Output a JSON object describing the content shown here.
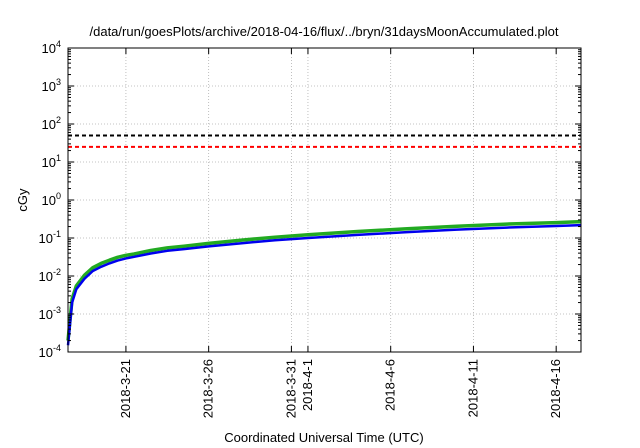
{
  "chart_data": {
    "type": "line",
    "title": "/data/run/goesPlots/archive/2018-04-16/flux/../bryn/31daysMoonAccumulated.plot",
    "xlabel": "Coordinated Universal Time (UTC)",
    "ylabel": "cGy",
    "y_scale": "log",
    "ylim": [
      0.0001,
      10000
    ],
    "y_ticks": [
      {
        "value": 0.0001,
        "base": "10",
        "exp": "-4"
      },
      {
        "value": 0.001,
        "base": "10",
        "exp": "-3"
      },
      {
        "value": 0.01,
        "base": "10",
        "exp": "-2"
      },
      {
        "value": 0.1,
        "base": "10",
        "exp": "-1"
      },
      {
        "value": 1,
        "base": "10",
        "exp": "0"
      },
      {
        "value": 10,
        "base": "10",
        "exp": "1"
      },
      {
        "value": 100,
        "base": "10",
        "exp": "2"
      },
      {
        "value": 1000,
        "base": "10",
        "exp": "3"
      },
      {
        "value": 10000,
        "base": "10",
        "exp": "4"
      }
    ],
    "xlim": [
      "2018-03-17T12:00",
      "2018-04-17T12:00"
    ],
    "x_ticks": [
      {
        "value": "2018-03-21",
        "label": "2018-3-21"
      },
      {
        "value": "2018-03-26",
        "label": "2018-3-26"
      },
      {
        "value": "2018-03-31",
        "label": "2018-3-31"
      },
      {
        "value": "2018-04-01",
        "label": "2018-4-1"
      },
      {
        "value": "2018-04-06",
        "label": "2018-4-6"
      },
      {
        "value": "2018-04-11",
        "label": "2018-4-11"
      },
      {
        "value": "2018-04-16",
        "label": "2018-4-16"
      }
    ],
    "grid": true,
    "reference_lines": [
      {
        "y": 50,
        "color": "#000000",
        "style": "dashed"
      },
      {
        "y": 25,
        "color": "#ff0000",
        "style": "dashed"
      }
    ],
    "series": [
      {
        "color": "#22aa22",
        "x": [
          "2018-03-17T12:00",
          "2018-03-17T18:00",
          "2018-03-18T00:00",
          "2018-03-18T12:00",
          "2018-03-19T00:00",
          "2018-03-19T12:00",
          "2018-03-20T00:00",
          "2018-03-20T12:00",
          "2018-03-21T00:00",
          "2018-03-21T12:00",
          "2018-03-22T12:00",
          "2018-03-23T12:00",
          "2018-03-24T12:00",
          "2018-03-26T00:00",
          "2018-03-28T00:00",
          "2018-03-30T00:00",
          "2018-04-01T00:00",
          "2018-04-04T00:00",
          "2018-04-07T00:00",
          "2018-04-10T00:00",
          "2018-04-13T00:00",
          "2018-04-16T00:00",
          "2018-04-17T12:00"
        ],
        "values": [
          0.0002,
          0.0025,
          0.0055,
          0.0105,
          0.0165,
          0.0215,
          0.026,
          0.031,
          0.035,
          0.038,
          0.047,
          0.055,
          0.061,
          0.072,
          0.088,
          0.105,
          0.122,
          0.148,
          0.175,
          0.205,
          0.232,
          0.255,
          0.27
        ]
      },
      {
        "color": "#0000ee",
        "x": [
          "2018-03-17T12:00",
          "2018-03-17T18:00",
          "2018-03-18T00:00",
          "2018-03-18T12:00",
          "2018-03-19T00:00",
          "2018-03-19T12:00",
          "2018-03-20T00:00",
          "2018-03-20T12:00",
          "2018-03-21T00:00",
          "2018-03-21T12:00",
          "2018-03-22T12:00",
          "2018-03-23T12:00",
          "2018-03-24T12:00",
          "2018-03-26T00:00",
          "2018-03-28T00:00",
          "2018-03-30T00:00",
          "2018-04-01T00:00",
          "2018-04-04T00:00",
          "2018-04-07T00:00",
          "2018-04-10T00:00",
          "2018-04-13T00:00",
          "2018-04-16T00:00",
          "2018-04-17T12:00"
        ],
        "values": [
          0.00015,
          0.002,
          0.0045,
          0.0085,
          0.0135,
          0.0175,
          0.0215,
          0.0255,
          0.029,
          0.032,
          0.039,
          0.046,
          0.051,
          0.06,
          0.073,
          0.087,
          0.1,
          0.121,
          0.143,
          0.166,
          0.188,
          0.207,
          0.219
        ]
      }
    ]
  }
}
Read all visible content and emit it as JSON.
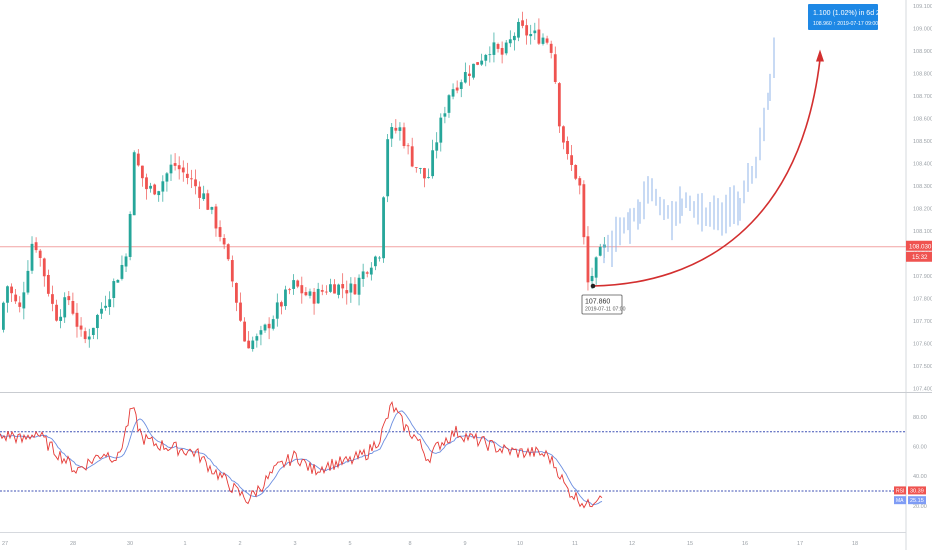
{
  "colors": {
    "up": "#26a69a",
    "down": "#ef5350",
    "projection": "#90b4e8",
    "arrow": "#d32f2f",
    "price_line": "#f2a3a3",
    "rsi": "#e53935",
    "rsi_ma": "#6d8fe0",
    "band": "#3f51b5",
    "axis_text": "#9aa0a6",
    "tag_blue": "#1e88e5",
    "tag_red": "#ef5350",
    "tag_ma": "#7f9cf5"
  },
  "price_axis": {
    "ticks": [
      "109.100",
      "109.000",
      "108.900",
      "108.800",
      "108.700",
      "108.600",
      "108.500",
      "108.400",
      "108.300",
      "108.200",
      "108.100",
      "108.000",
      "107.900",
      "107.800",
      "107.700",
      "107.600",
      "107.500",
      "107.400"
    ],
    "current_price_label": "108.030",
    "countdown_label": "15:32"
  },
  "rsi_axis": {
    "ticks": [
      "80.00",
      "60.00",
      "40.00",
      "20.00"
    ],
    "rsi_tag": "RSI",
    "rsi_value": "30.39",
    "ma_tag": "MA",
    "ma_value": "25.15"
  },
  "date_axis": {
    "labels": [
      "27",
      "28",
      "30",
      "1",
      "2",
      "3",
      "5",
      "8",
      "9",
      "10",
      "11",
      "12",
      "15",
      "16",
      "17",
      "18"
    ]
  },
  "annotations": {
    "low_price": "107.860",
    "low_time": "2019-07-11 07:00",
    "measure_line1": "1.100 (1.02%) in 6d 2h",
    "measure_line2": "108.960 ↑ 2019-07-17 09:00"
  },
  "chart_data": [
    {
      "type": "candlestick",
      "description_source": "main price pane",
      "ylim": [
        107.38,
        109.12
      ],
      "close_estimates": [
        {
          "x": "27",
          "close": 107.68
        },
        {
          "x": "28",
          "close": 107.6
        },
        {
          "x": "30",
          "close": 108.4
        },
        {
          "x": "1",
          "close": 108.2
        },
        {
          "x": "2",
          "close": 107.55
        },
        {
          "x": "3",
          "close": 107.75
        },
        {
          "x": "5",
          "close": 107.82
        },
        {
          "x": "8",
          "close": 108.73
        },
        {
          "x": "9",
          "close": 108.82
        },
        {
          "x": "10",
          "close": 109.02
        },
        {
          "x": "11",
          "close": 107.86
        },
        {
          "x": "12",
          "close": 108.02
        }
      ],
      "projection": {
        "from": 107.86,
        "to": 108.96,
        "change": "1.100 (1.02%)"
      },
      "current_price": 108.03
    },
    {
      "type": "line",
      "description_source": "RSI pane",
      "ylim": [
        10,
        92
      ],
      "bands": [
        70,
        30
      ],
      "series": [
        {
          "name": "RSI",
          "last": 30.39
        },
        {
          "name": "MA",
          "last": 25.15
        }
      ]
    }
  ]
}
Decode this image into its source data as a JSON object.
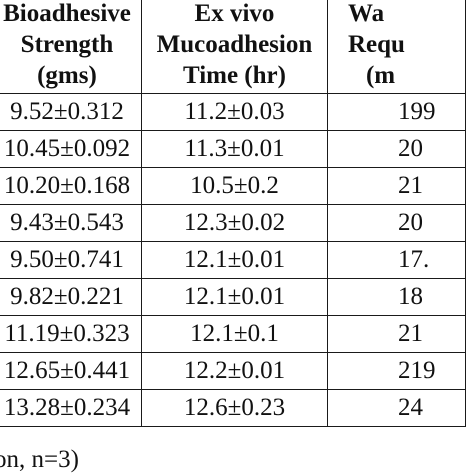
{
  "table": {
    "headers": [
      [
        "Bioadhesive",
        "Strength",
        "(gms)"
      ],
      [
        "Ex vivo",
        "Mucoadhesion",
        "Time (hr)"
      ],
      [
        "Wa",
        "Requ",
        "(m"
      ]
    ],
    "rows": [
      [
        "9.52±0.312",
        "11.2±0.03",
        "199"
      ],
      [
        "10.45±0.092",
        "11.3±0.01",
        "20"
      ],
      [
        "10.20±0.168",
        "10.5±0.2",
        "21"
      ],
      [
        "9.43±0.543",
        "12.3±0.02",
        "20"
      ],
      [
        "9.50±0.741",
        "12.1±0.01",
        "17."
      ],
      [
        "9.82±0.221",
        "12.1±0.01",
        "18"
      ],
      [
        "11.19±0.323",
        "12.1±0.1",
        "21"
      ],
      [
        "12.65±0.441",
        "12.2±0.01",
        "219"
      ],
      [
        "13.28±0.234",
        "12.6±0.23",
        "24"
      ]
    ]
  },
  "footnote": "on, n=3)"
}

════

Written instruction:
List every line above containing the word "object".

Correct response:
Output a JSON object describing the content shown here.
Decode this image into its source data as a JSON object.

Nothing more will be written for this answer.